-------- PROVIDED MATERIAL

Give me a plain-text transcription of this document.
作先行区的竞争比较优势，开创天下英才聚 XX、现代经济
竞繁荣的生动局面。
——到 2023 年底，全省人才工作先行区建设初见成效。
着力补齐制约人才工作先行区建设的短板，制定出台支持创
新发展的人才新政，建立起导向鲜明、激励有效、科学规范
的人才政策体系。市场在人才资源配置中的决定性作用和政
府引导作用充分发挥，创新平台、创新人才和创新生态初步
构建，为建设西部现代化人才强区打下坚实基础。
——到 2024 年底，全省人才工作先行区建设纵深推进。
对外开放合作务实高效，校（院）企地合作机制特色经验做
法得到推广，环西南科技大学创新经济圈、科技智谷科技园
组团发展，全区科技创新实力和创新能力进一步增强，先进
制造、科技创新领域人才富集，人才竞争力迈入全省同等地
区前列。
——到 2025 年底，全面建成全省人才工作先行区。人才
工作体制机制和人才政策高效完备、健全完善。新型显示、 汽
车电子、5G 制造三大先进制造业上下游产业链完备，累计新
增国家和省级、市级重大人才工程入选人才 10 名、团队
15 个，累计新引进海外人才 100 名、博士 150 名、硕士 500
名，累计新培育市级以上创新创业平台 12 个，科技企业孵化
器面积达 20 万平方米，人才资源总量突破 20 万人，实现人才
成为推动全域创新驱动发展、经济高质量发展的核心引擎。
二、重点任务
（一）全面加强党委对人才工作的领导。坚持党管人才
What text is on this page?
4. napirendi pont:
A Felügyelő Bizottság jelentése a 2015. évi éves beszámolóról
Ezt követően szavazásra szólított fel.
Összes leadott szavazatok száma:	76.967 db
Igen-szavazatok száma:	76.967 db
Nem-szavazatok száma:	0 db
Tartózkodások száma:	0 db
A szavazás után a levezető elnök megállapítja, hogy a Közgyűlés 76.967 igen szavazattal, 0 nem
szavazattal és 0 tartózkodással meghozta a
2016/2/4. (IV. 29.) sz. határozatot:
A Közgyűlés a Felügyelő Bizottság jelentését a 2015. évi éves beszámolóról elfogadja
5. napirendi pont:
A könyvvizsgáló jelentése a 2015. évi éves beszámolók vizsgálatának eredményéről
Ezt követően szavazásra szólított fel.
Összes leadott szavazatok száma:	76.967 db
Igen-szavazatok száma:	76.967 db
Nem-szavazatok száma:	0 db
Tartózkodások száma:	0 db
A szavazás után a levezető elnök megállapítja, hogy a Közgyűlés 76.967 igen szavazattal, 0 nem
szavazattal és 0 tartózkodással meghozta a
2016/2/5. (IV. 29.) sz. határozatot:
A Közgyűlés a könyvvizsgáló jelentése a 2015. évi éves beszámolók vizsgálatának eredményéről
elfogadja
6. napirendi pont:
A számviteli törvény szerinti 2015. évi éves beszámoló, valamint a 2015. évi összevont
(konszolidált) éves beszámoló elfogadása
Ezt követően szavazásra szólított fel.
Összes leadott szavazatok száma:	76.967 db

----------------

**TO DO:** Emit the records above again, exactly, with no line skipped.

**FINISHED TASK:**
Give me a plain-text transcription of this document.
作先行区的竞争比较优势，开创天下英才聚 XX、现代经济
竞繁荣的生动局面。
——到 2023 年底，全省人才工作先行区建设初见成效。
着力补齐制约人才工作先行区建设的短板，制定出台支持创
新发展的人才新政，建立起导向鲜明、激励有效、科学规范
的人才政策体系。市场在人才资源配置中的决定性作用和政
府引导作用充分发挥，创新平台、创新人才和创新生态初步
构建，为建设西部现代化人才强区打下坚实基础。
——到 2024 年底，全省人才工作先行区建设纵深推进。
对外开放合作务实高效，校（院）企地合作机制特色经验做
法得到推广，环西南科技大学创新经济圈、科技智谷科技园
组团发展，全区科技创新实力和创新能力进一步增强，先进
制造、科技创新领域人才富集，人才竞争力迈入全省同等地
区前列。
——到 2025 年底，全面建成全省人才工作先行区。人才
工作体制机制和人才政策高效完备、健全完善。新型显示、 汽
车电子、5G 制造三大先进制造业上下游产业链完备，累计新
增国家和省级、市级重大人才工程入选人才 10 名、团队
15 个，累计新引进海外人才 100 名、博士 150 名、硕士 500
名，累计新培育市级以上创新创业平台 12 个，科技企业孵化
器面积达 20 万平方米，人才资源总量突破 20 万人，实现人才
成为推动全域创新驱动发展、经济高质量发展的核心引擎。
二、重点任务
（一）全面加强党委对人才工作的领导。坚持党管人才
What text is on this page?
4. napirendi pont:
A Felügyelő Bizottság jelentése a 2015. évi éves beszámolóról
Ezt követően szavazásra szólított fel.
Összes leadott szavazatok száma:	76.967 db
Igen-szavazatok száma:	76.967 db
Nem-szavazatok száma:	0 db
Tartózkodások száma:	0 db
A szavazás után a levezető elnök megállapítja, hogy a Közgyűlés 76.967 igen szavazattal, 0 nem
szavazattal és 0 tartózkodással meghozta a
2016/2/4. (IV. 29.) sz. határozatot:
A Közgyűlés a Felügyelő Bizottság jelentését a 2015. évi éves beszámolóról elfogadja
5. napirendi pont:
A könyvvizsgáló jelentése a 2015. évi éves beszámolók vizsgálatának eredményéről
Ezt követően szavazásra szólított fel.
Összes leadott szavazatok száma:	76.967 db
Igen-szavazatok száma:	76.967 db
Nem-szavazatok száma:	0 db
Tartózkodások száma:	0 db
A szavazás után a levezető elnök megállapítja, hogy a Közgyűlés 76.967 igen szavazattal, 0 nem
szavazattal és 0 tartózkodással meghozta a
2016/2/5. (IV. 29.) sz. határozatot:
A Közgyűlés a könyvvizsgáló jelentése a 2015. évi éves beszámolók vizsgálatának eredményéről
elfogadja
6. napirendi pont:
A számviteli törvény szerinti 2015. évi éves beszámoló, valamint a 2015. évi összevont
(konszolidált) éves beszámoló elfogadása
Ezt követően szavazásra szólított fel.
Összes leadott szavazatok száma:	76.967 db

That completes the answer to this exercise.